■ **Problem requirements**:
From the line that includes "Give me the" to the last line of the records that follow, copy every line exactly and nothing more, omitting pictures.

■ **Data excerpts**:
■ ■ ■ ■ ■

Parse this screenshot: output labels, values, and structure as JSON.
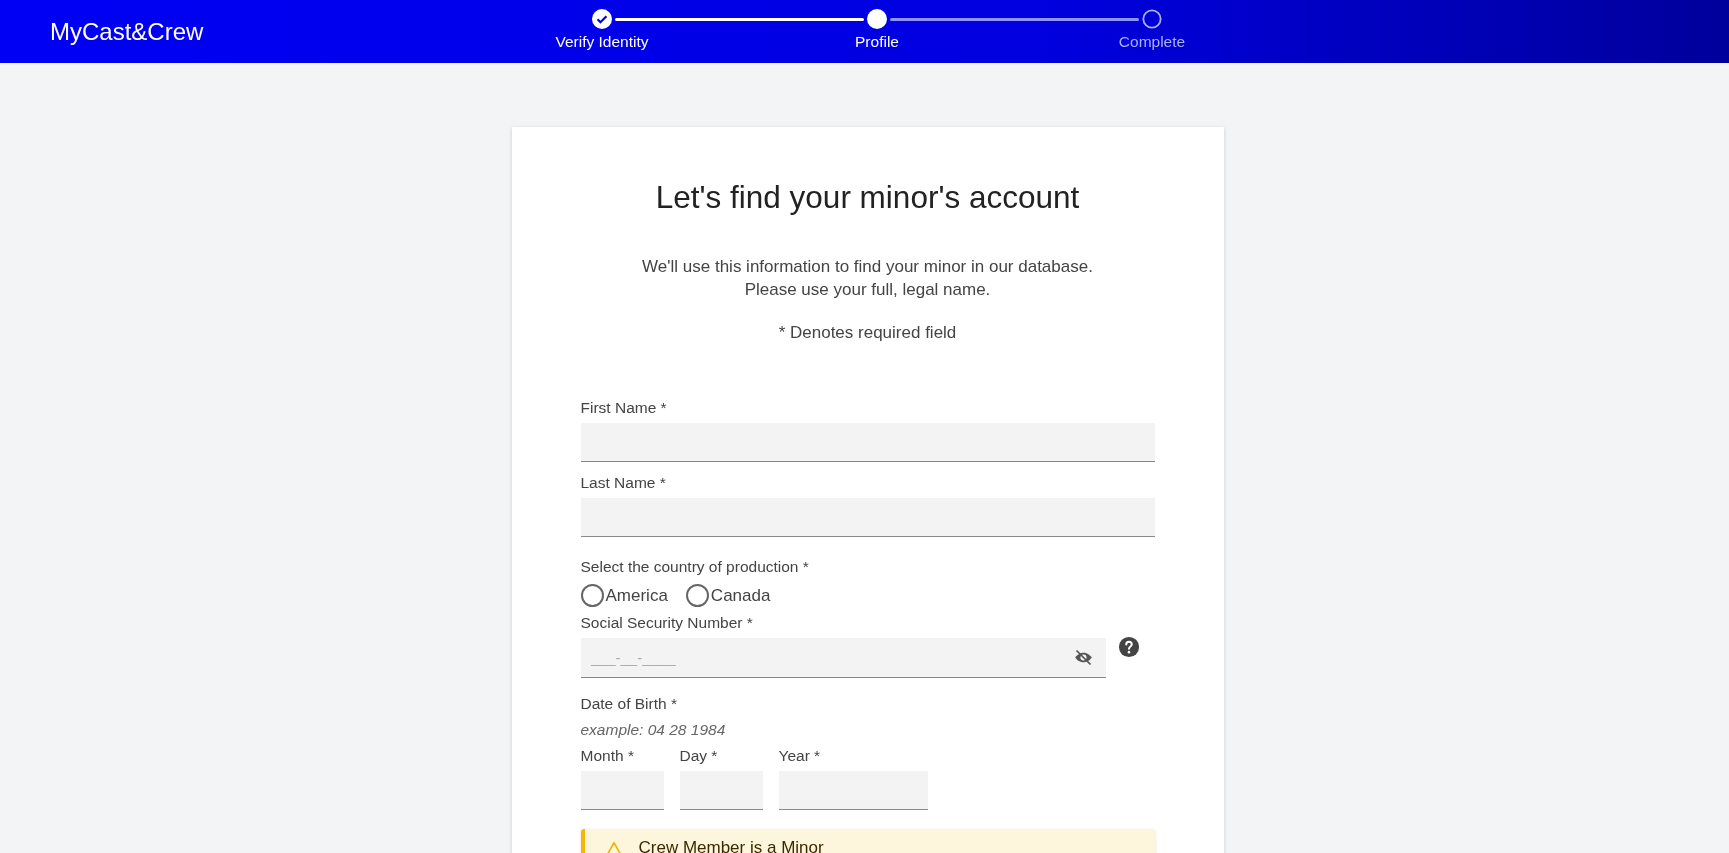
{
  "header": {
    "brand": "MyCast&Crew",
    "steps": [
      {
        "label": "Verify Identity",
        "kind": "completed"
      },
      {
        "label": "Profile",
        "kind": "current"
      },
      {
        "label": "Complete",
        "kind": "upcoming"
      }
    ]
  },
  "card": {
    "title": "Let's find your minor's account",
    "intro": [
      "We'll use this information to find your minor in our database.",
      "Please use your full, legal name."
    ],
    "required_note": "* Denotes required field",
    "first_name": {
      "label": "First Name *"
    },
    "last_name": {
      "label": "Last Name *"
    },
    "country": {
      "label": "Select the country of production *",
      "options": [
        {
          "label": "America",
          "selected": false
        },
        {
          "label": "Canada",
          "selected": false
        }
      ]
    },
    "ssn": {
      "label": "Social Security Number *",
      "placeholder": "___-__-____"
    },
    "dob": {
      "label": "Date of Birth *",
      "example": "example: 04 28 1984",
      "parts": [
        {
          "label": "Month *",
          "kind": "short"
        },
        {
          "label": "Day *",
          "kind": "short"
        },
        {
          "label": "Year *",
          "kind": "long"
        }
      ]
    },
    "alert": {
      "title": "Crew Member is a Minor"
    }
  }
}
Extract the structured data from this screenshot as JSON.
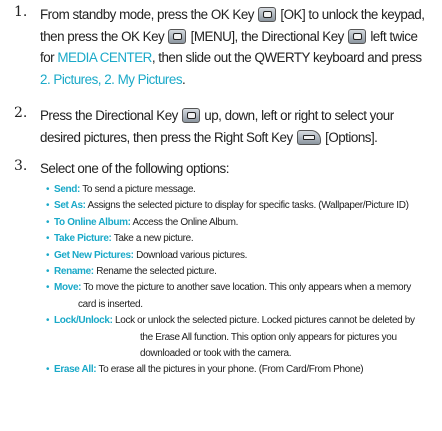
{
  "steps": [
    {
      "num": "1.",
      "lines": [
        [
          "From standby mode, press the OK Key ",
          "KEY:ok",
          " [OK] to unlock the keypad,"
        ],
        [
          "then press the OK Key ",
          "KEY:ok",
          " [MENU], the Directional Key ",
          "KEY:dir",
          " left twice"
        ],
        [
          "for ",
          "HL:MEDIA CENTER",
          ", then slide out the QWERTY keyboard and press"
        ],
        [
          "HL:2. Pictures, 2. My Pictures",
          "."
        ]
      ]
    },
    {
      "num": "2.",
      "lines": [
        [
          "Press the Directional Key ",
          "KEY:dir",
          " up, down, left or right to select your"
        ],
        [
          "desired pictures, then press the Right Soft Key ",
          "KEY:soft",
          " [Options]."
        ]
      ]
    },
    {
      "num": "3.",
      "lines": [
        [
          "Select one of the following options:"
        ]
      ]
    }
  ],
  "options": [
    {
      "label": "Send:",
      "text": " To send a picture message."
    },
    {
      "label": "Set As:",
      "text": " Assigns the selected picture to display for specific tasks. (Wallpaper/Picture ID)"
    },
    {
      "label": "To Online Album:",
      "text": " Access the Online Album."
    },
    {
      "label": "Take Picture:",
      "text": " Take a new picture."
    },
    {
      "label": "Get New Pictures:",
      "text": " Download various pictures."
    },
    {
      "label": "Rename:",
      "text": " Rename the selected picture."
    },
    {
      "label": "Move:",
      "text": " To move the picture to another save location. This only appears when a memory",
      "cont": [
        "card is inserted."
      ],
      "indent": "i1"
    },
    {
      "label": "Lock/Unlock:",
      "text": " Lock or unlock the selected picture. Locked pictures cannot be deleted by",
      "cont": [
        "the Erase All function. This option only appears for pictures you",
        "downloaded or took with the camera."
      ],
      "indent": "i2"
    },
    {
      "label": "Erase All:",
      "text": " To erase all the pictures in your phone. (From Card/From Phone)"
    }
  ]
}
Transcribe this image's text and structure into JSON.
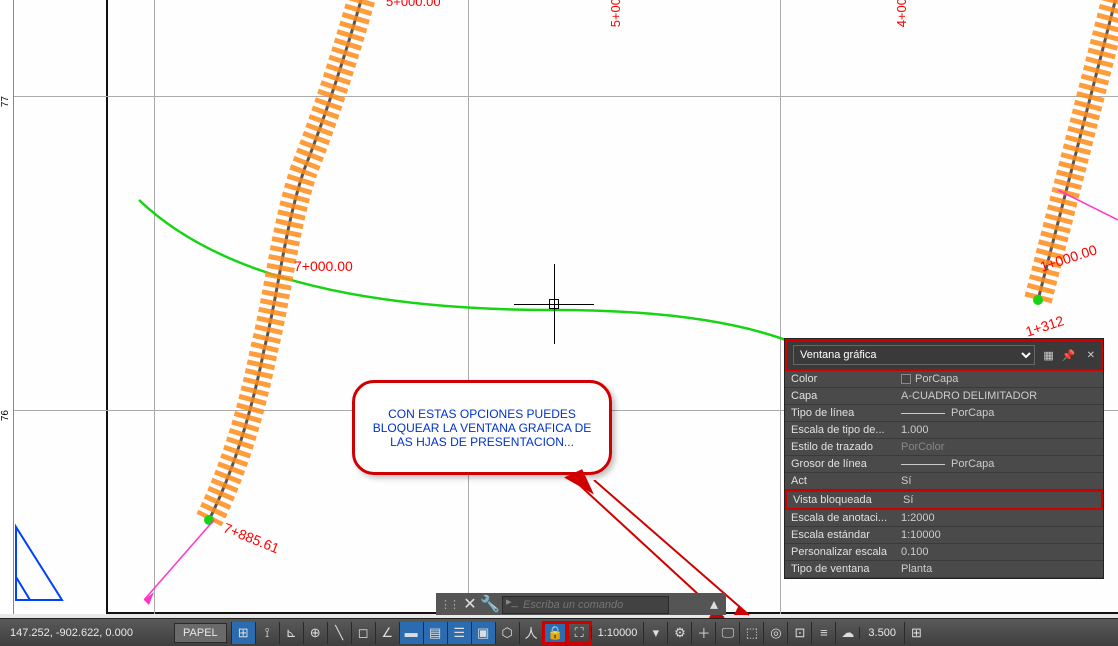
{
  "axis_labels": {
    "top_left": "5+000.00",
    "top_mid": "5+00",
    "top_right": "4+00"
  },
  "ruler": {
    "t1": "77",
    "t2": "76"
  },
  "stations": {
    "s1": "7+000.00",
    "s2": "7+885.61",
    "s3": "1+000.00",
    "s4": "1+312"
  },
  "callout_text": "CON ESTAS OPCIONES PUEDES BLOQUEAR LA VENTANA GRAFICA DE LAS HJAS DE PRESENTACION...",
  "properties": {
    "title": "Ventana gráfica",
    "rows": [
      {
        "label": "Color",
        "value": "PorCapa",
        "swatch": true
      },
      {
        "label": "Capa",
        "value": "A-CUADRO DELIMITADOR"
      },
      {
        "label": "Tipo de línea",
        "value": "PorCapa",
        "line": true
      },
      {
        "label": "Escala de tipo de...",
        "value": "1.000"
      },
      {
        "label": "Estilo de trazado",
        "value": "PorColor",
        "muted": true
      },
      {
        "label": "Grosor de línea",
        "value": "PorCapa",
        "line": true
      },
      {
        "label": "Act",
        "value": "Sí"
      },
      {
        "label": "Vista bloqueada",
        "value": "Sí",
        "highlight": true
      },
      {
        "label": "Escala de anotaci...",
        "value": "1:2000"
      },
      {
        "label": "Escala estándar",
        "value": "1:10000"
      },
      {
        "label": "Personalizar escala",
        "value": "0.100"
      },
      {
        "label": "Tipo de ventana",
        "value": "Planta"
      }
    ]
  },
  "command": {
    "placeholder": "Escriba un comando"
  },
  "status": {
    "coords": "147.252, -902.622, 0.000",
    "space": "PAPEL",
    "scale": "1:10000",
    "elevation": "3.500"
  }
}
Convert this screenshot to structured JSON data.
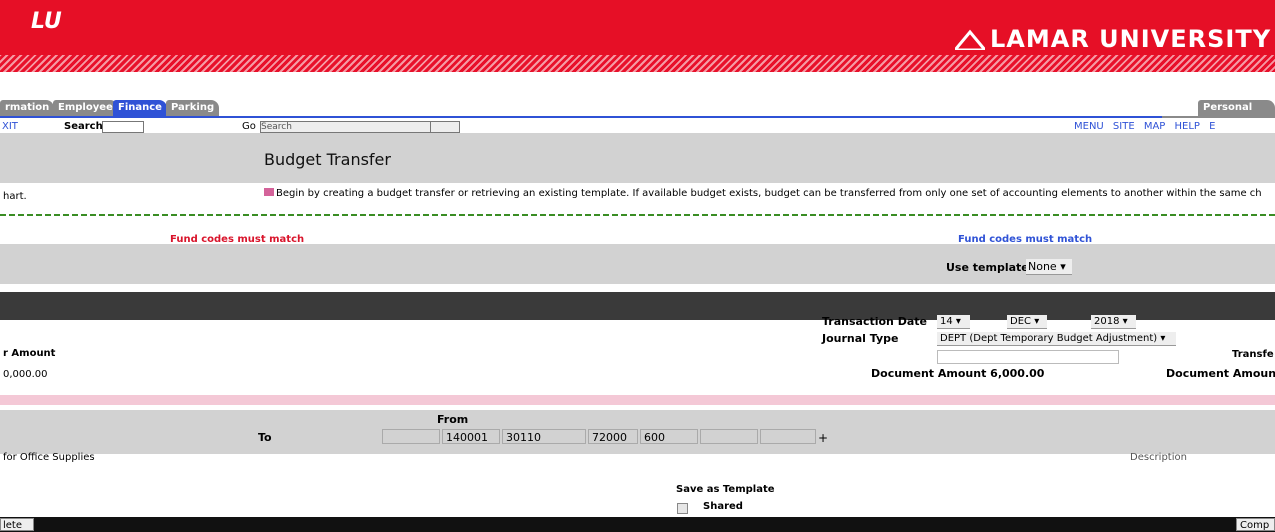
{
  "header": {
    "logo_mark": "LU",
    "brand_right": "LAMAR UNIVERSITY"
  },
  "tabs": [
    {
      "label": "rmation"
    },
    {
      "label": "Employee"
    },
    {
      "label": "Finance"
    },
    {
      "label": "Parking"
    }
  ],
  "right_tab": "Personal Info",
  "linkrow": {
    "exit": "XIT",
    "search_label": "Search",
    "go_label": "Go",
    "search2_placeholder": "Search",
    "top_links": "MENU  SITE MAP  HELP  E"
  },
  "page_title": "Budget Transfer",
  "intro": {
    "left": "hart.",
    "text": "Begin by creating a budget transfer or retrieving an existing template. If available budget exists, budget can be transferred from only one set of accounting elements to another within the same ch"
  },
  "notice": {
    "fund_codes_left": "Fund codes must match",
    "fund_codes_right": "Fund codes must match"
  },
  "template": {
    "label": "Use template",
    "value": "None"
  },
  "transaction": {
    "date_label": "Transaction Date",
    "day": "14",
    "month": "DEC",
    "year": "2018",
    "journal_type_label": "Journal Type",
    "journal_type_value": "DEPT (Dept Temporary Budget Adjustment)",
    "amount_label_left": "r Amount",
    "amount_left_value": "0,000.00",
    "document_amount": "Document Amount 6,000.00",
    "document_amount_right": "Document Amoun",
    "transfer_right": "Transfe"
  },
  "accounts": {
    "from_label": "From",
    "to_label": "To",
    "to_values": [
      "140001",
      "30110",
      "72000",
      "600"
    ]
  },
  "description": {
    "left": "for Office Supplies",
    "right": "Description"
  },
  "save_template": {
    "label": "Save as Template",
    "shared_label": "Shared"
  },
  "buttons": {
    "delete": "lete",
    "complete": "Comp"
  }
}
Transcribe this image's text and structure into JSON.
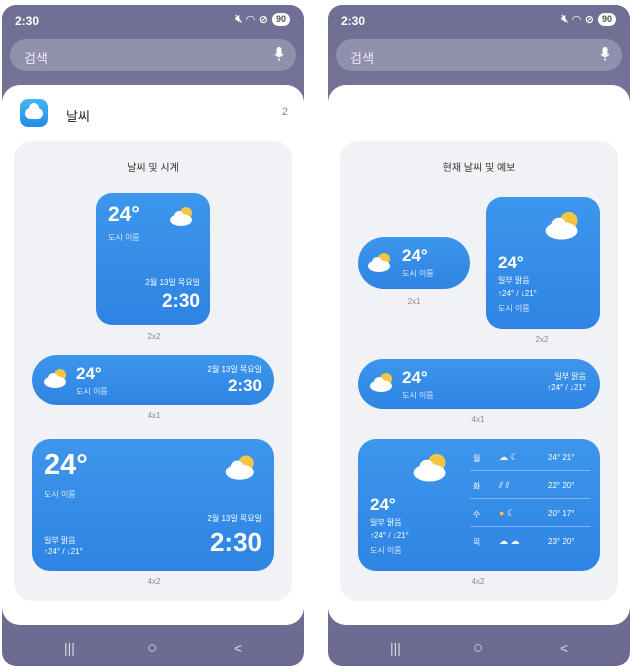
{
  "status": {
    "time": "2:30",
    "battery": "90"
  },
  "search": {
    "placeholder": "검색"
  },
  "app": {
    "name": "날씨",
    "count": "2"
  },
  "left": {
    "section_title": "날씨 및 시계",
    "w2x2": {
      "temp": "24°",
      "city": "도시 이름",
      "date": "2월 13일 목요일",
      "time": "2:30",
      "size": "2x2"
    },
    "w4x1": {
      "temp": "24°",
      "city": "도시 이름",
      "date": "2월 13일 목요일",
      "time": "2:30",
      "size": "4x1"
    },
    "w4x2": {
      "temp": "24°",
      "city": "도시 이름",
      "condition": "일부 맑음",
      "hilo": "↑24° / ↓21°",
      "date": "2월 13일 목요일",
      "time": "2:30",
      "size": "4x2"
    }
  },
  "right": {
    "section_title": "현재 날씨 및 예보",
    "w2x1": {
      "temp": "24°",
      "city": "도시 이름",
      "size": "2x1"
    },
    "w2x2": {
      "temp": "24°",
      "condition": "일부 맑음",
      "hilo": "↑24° / ↓21°",
      "city": "도시 이름",
      "size": "2x2"
    },
    "w4x1": {
      "temp": "24°",
      "city": "도시 이름",
      "condition": "일부 맑음",
      "hilo": "↑24° / ↓21°",
      "size": "4x1"
    },
    "w4x2": {
      "temp": "24°",
      "condition": "일부 맑음",
      "hilo": "↑24° / ↓21°",
      "city": "도시 이름",
      "size": "4x2",
      "forecast": [
        {
          "day": "월",
          "temps": "24° 21°"
        },
        {
          "day": "화",
          "temps": "22° 20°"
        },
        {
          "day": "수",
          "temps": "20° 17°"
        },
        {
          "day": "목",
          "temps": "23° 20°"
        }
      ]
    }
  },
  "nav": {
    "recents": "|||",
    "home": "○",
    "back": "<"
  }
}
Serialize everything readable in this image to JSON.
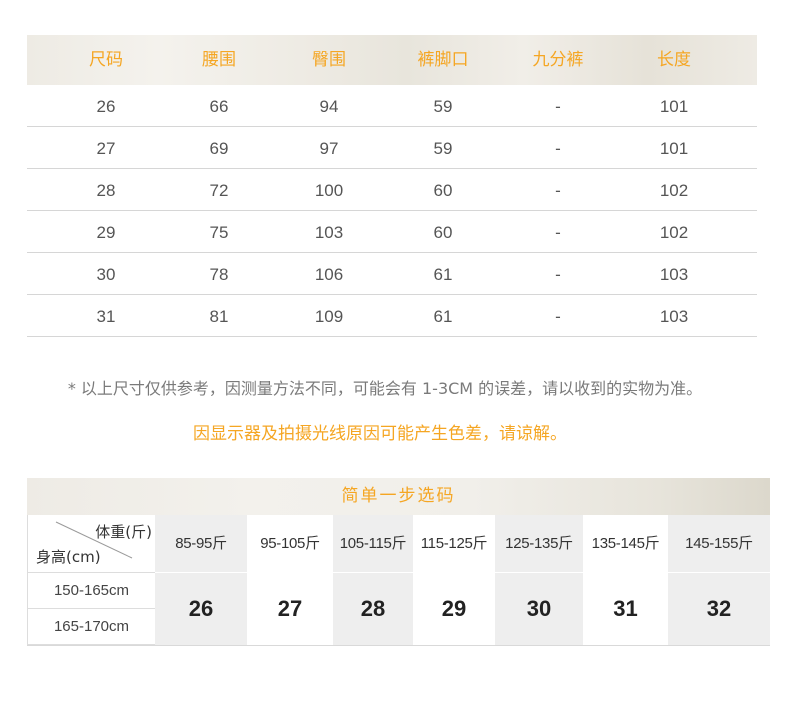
{
  "colors": {
    "accent": "#f5a623",
    "cell_shade": "#eeeeee"
  },
  "size_chart": {
    "headers": [
      "尺码",
      "腰围",
      "臀围",
      "裤脚口",
      "九分裤",
      "长度"
    ],
    "rows": [
      [
        "26",
        "66",
        "94",
        "59",
        "-",
        "101"
      ],
      [
        "27",
        "69",
        "97",
        "59",
        "-",
        "101"
      ],
      [
        "28",
        "72",
        "100",
        "60",
        "-",
        "102"
      ],
      [
        "29",
        "75",
        "103",
        "60",
        "-",
        "102"
      ],
      [
        "30",
        "78",
        "106",
        "61",
        "-",
        "103"
      ],
      [
        "31",
        "81",
        "109",
        "61",
        "-",
        "103"
      ]
    ]
  },
  "notes": {
    "disclaimer": "* 以上尺寸仅供参考，因测量方法不同，可能会有 1-3CM 的误差，请以收到的实物为准。",
    "color_notice": "因显示器及拍摄光线原因可能产生色差，请谅解。"
  },
  "quick_select": {
    "title": "简单一步选码",
    "weight_label": "体重(斤)",
    "height_label": "身高(cm)",
    "weights": [
      "85-95斤",
      "95-105斤",
      "105-115斤",
      "115-125斤",
      "125-135斤",
      "135-145斤",
      "145-155斤"
    ],
    "heights": [
      "150-165cm",
      "165-170cm"
    ],
    "sizes": [
      "26",
      "27",
      "28",
      "29",
      "30",
      "31",
      "32"
    ]
  }
}
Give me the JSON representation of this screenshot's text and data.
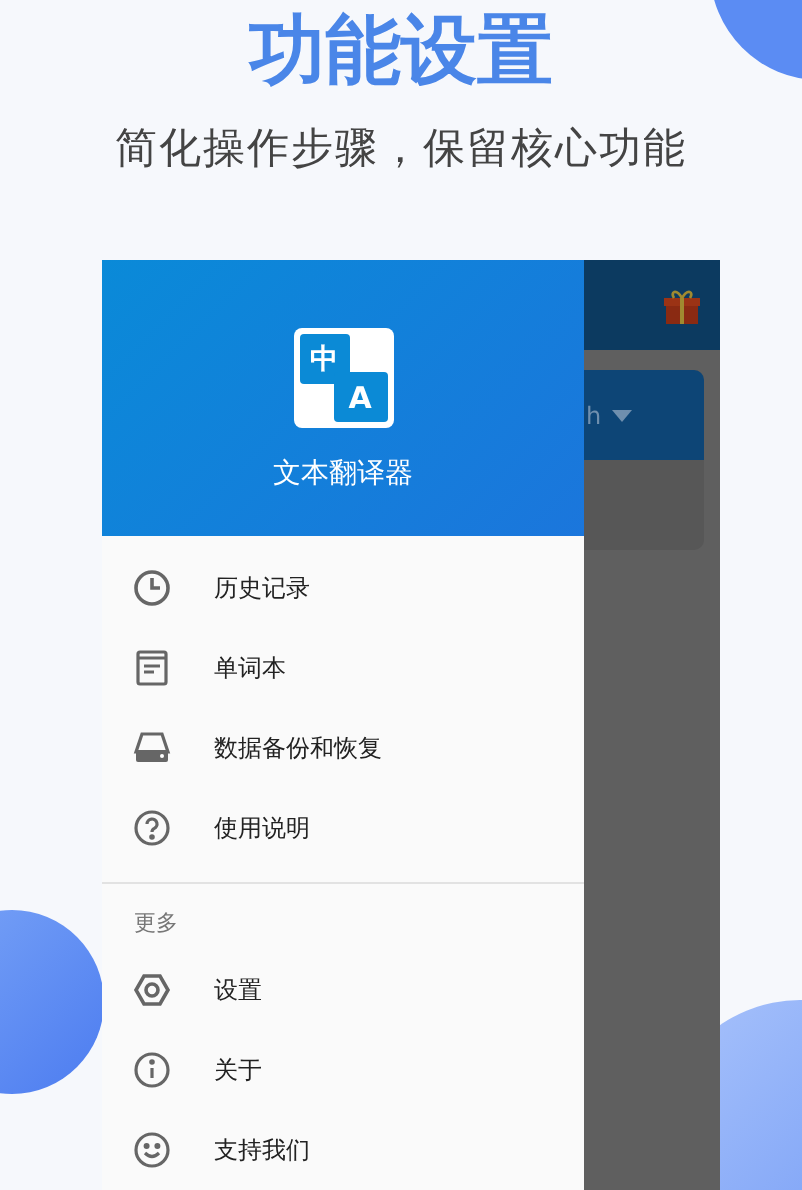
{
  "heading": {
    "title": "功能设置",
    "subtitle": "简化操作步骤，保留核心功能"
  },
  "background_card": {
    "text": "h"
  },
  "drawer": {
    "logo": {
      "zh": "中",
      "latin": "A"
    },
    "app_name": "文本翻译器",
    "items": [
      {
        "kind": "history",
        "label": "历史记录"
      },
      {
        "kind": "wordbook",
        "label": "单词本"
      },
      {
        "kind": "backup",
        "label": "数据备份和恢复"
      },
      {
        "kind": "help",
        "label": "使用说明"
      }
    ],
    "section_title": "更多",
    "more_items": [
      {
        "kind": "settings",
        "label": "设置"
      },
      {
        "kind": "about",
        "label": "关于"
      },
      {
        "kind": "support",
        "label": "支持我们"
      }
    ]
  }
}
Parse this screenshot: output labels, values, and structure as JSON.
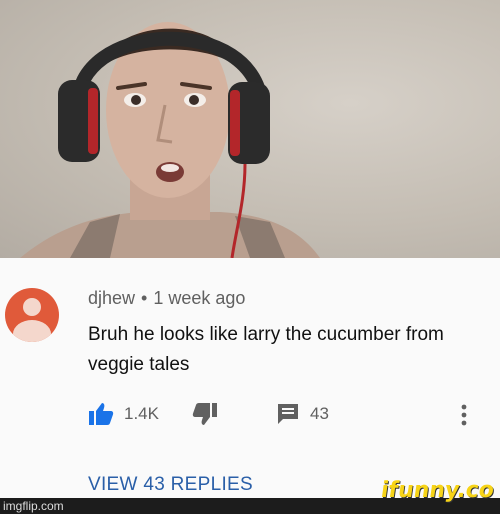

■ ■ ■ ■ ■

■ **The output**:
Give me the JSON representation of this screenshot's text and data.
{
  "heading": {
    "title": "功能设置",
    "subtitle": "简化操作步骤，保留核心功能"
  },
  "background_card": {
    "text": "h"
  },
  "drawer": {
    "logo": {
      "zh": "中",
      "latin": "A"
    },
    "app_name": "文本翻译器",
    "items": [
      {
        "kind": "history",
        "label": "历史记录"
      },
      {
        "kind": "wordbook",
        "label": "单词本"
      },
      {
        "kind": "backup",
        "label": "数据备份和恢复"
      },
      {
        "kind": "help",
        "label": "使用说明"
      }
    ],
    "section_title": "更多",
    "more_items": [
      {
        "kind": "settings",
        "label": "设置"
      },
      {
        "kind": "about",
        "label": "关于"
      },
      {
        "kind": "support",
        "label": "支持我们"
      }
    ]
  }
}
Parse this screenshot: output labels, values, and structure as JSON.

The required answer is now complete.